**Available data:**

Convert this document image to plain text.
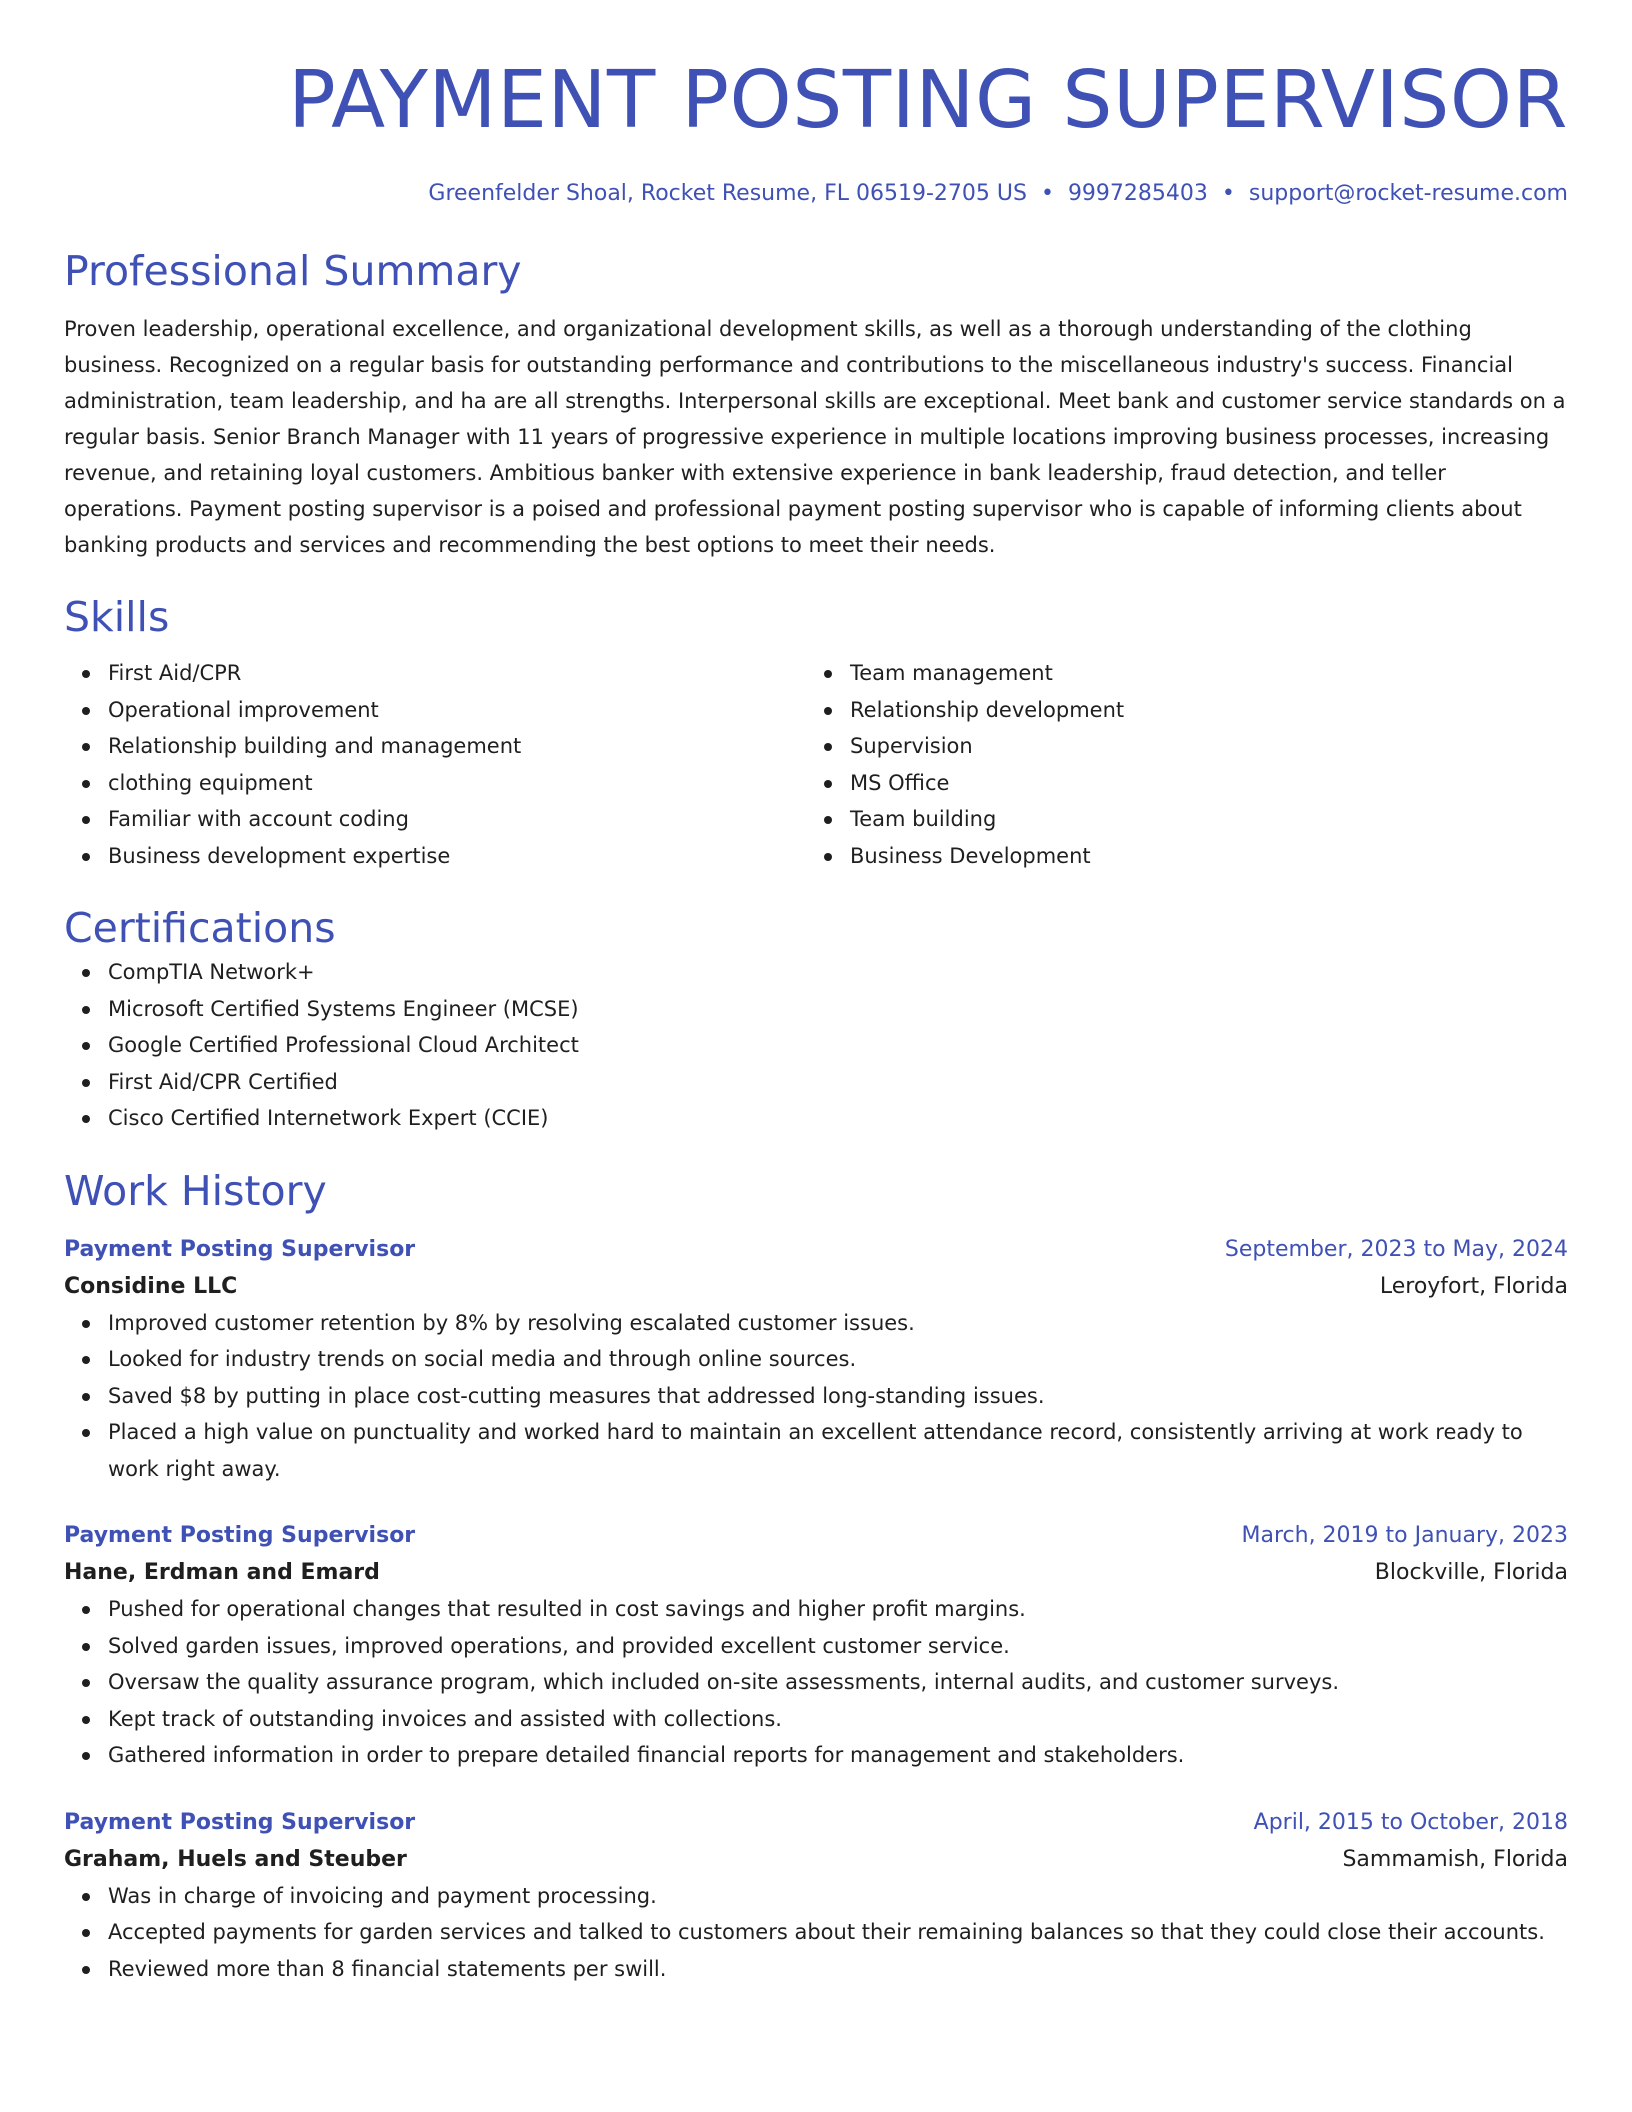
PAYMENT POSTING SUPERVISOR
Greenfelder Shoal, Rocket Resume, FL 06519-2705 US • 9997285403 • support@rocket-resume.com
Professional Summary

Proven leadership, operational excellence, and organizational development skills, as well as a thorough understanding of the clothing business. Recognized on a regular basis for outstanding performance and contributions to the miscellaneous industry's success. Financial administration, team leadership, and ha are all strengths. Interpersonal skills are exceptional. Meet bank and customer service standards on a regular basis. Senior Branch Manager with 11 years of progressive experience in multiple locations improving business processes, increasing revenue, and retaining loyal customers. Ambitious banker with extensive experience in bank leadership, fraud detection, and teller operations. Payment posting supervisor is a poised and professional payment posting supervisor who is capable of informing clients about banking products and services and recommending the best options to meet their needs.

Skills
First Aid/CPR
Operational improvement
Relationship building and management
clothing equipment
Familiar with account coding
Business development expertise
Team management
Relationship development
Supervision
MS Office
Team building
Business Development
Certifications
CompTIA Network+
Microsoft Certified Systems Engineer (MCSE)
Google Certified Professional Cloud Architect
First Aid/CPR Certified
Cisco Certified Internetwork Expert (CCIE)
Work History
Payment Posting Supervisor	September, 2023 to May, 2024
Considine LLC	Leroyfort, Florida
Improved customer retention by 8% by resolving escalated customer issues.
Looked for industry trends on social media and through online sources.
Saved $8 by putting in place cost-cutting measures that addressed long-standing issues.
Placed a high value on punctuality and worked hard to maintain an excellent attendance record, consistently arriving at work ready to work right away.
Payment Posting Supervisor	March, 2019 to January, 2023
Hane, Erdman and Emard	Blockville, Florida
Pushed for operational changes that resulted in cost savings and higher profit margins.
Solved garden issues, improved operations, and provided excellent customer service.
Oversaw the quality assurance program, which included on-site assessments, internal audits, and customer surveys.
Kept track of outstanding invoices and assisted with collections.
Gathered information in order to prepare detailed financial reports for management and stakeholders.
Payment Posting Supervisor	April, 2015 to October, 2018
Graham, Huels and Steuber	Sammamish, Florida
Was in charge of invoicing and payment processing.
Accepted payments for garden services and talked to customers about their remaining balances so that they could close their accounts.
Reviewed more than 8 financial statements per swill.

**Exercise requirements:** Reproduce the data word for word, excluding its pictures.

**Result of this exercise:**
Convert this document image to plain text.
PAYMENT POSTING SUPERVISOR
Greenfelder Shoal, Rocket Resume, FL 06519-2705 US • 9997285403 • support@rocket-resume.com
Professional Summary

Proven leadership, operational excellence, and organizational development skills, as well as a thorough understanding of the clothing business. Recognized on a regular basis for outstanding performance and contributions to the miscellaneous industry's success. Financial administration, team leadership, and ha are all strengths. Interpersonal skills are exceptional. Meet bank and customer service standards on a regular basis. Senior Branch Manager with 11 years of progressive experience in multiple locations improving business processes, increasing revenue, and retaining loyal customers. Ambitious banker with extensive experience in bank leadership, fraud detection, and teller operations. Payment posting supervisor is a poised and professional payment posting supervisor who is capable of informing clients about banking products and services and recommending the best options to meet their needs.

Skills
First Aid/CPR
Operational improvement
Relationship building and management
clothing equipment
Familiar with account coding
Business development expertise
Team management
Relationship development
Supervision
MS Office
Team building
Business Development
Certifications
CompTIA Network+
Microsoft Certified Systems Engineer (MCSE)
Google Certified Professional Cloud Architect
First Aid/CPR Certified
Cisco Certified Internetwork Expert (CCIE)
Work History
Payment Posting Supervisor	September, 2023 to May, 2024
Considine LLC	Leroyfort, Florida
Improved customer retention by 8% by resolving escalated customer issues.
Looked for industry trends on social media and through online sources.
Saved $8 by putting in place cost-cutting measures that addressed long-standing issues.
Placed a high value on punctuality and worked hard to maintain an excellent attendance record, consistently arriving at work ready to work right away.
Payment Posting Supervisor	March, 2019 to January, 2023
Hane, Erdman and Emard	Blockville, Florida
Pushed for operational changes that resulted in cost savings and higher profit margins.
Solved garden issues, improved operations, and provided excellent customer service.
Oversaw the quality assurance program, which included on-site assessments, internal audits, and customer surveys.
Kept track of outstanding invoices and assisted with collections.
Gathered information in order to prepare detailed financial reports for management and stakeholders.
Payment Posting Supervisor	April, 2015 to October, 2018
Graham, Huels and Steuber	Sammamish, Florida
Was in charge of invoicing and payment processing.
Accepted payments for garden services and talked to customers about their remaining balances so that they could close their accounts.
Reviewed more than 8 financial statements per swill.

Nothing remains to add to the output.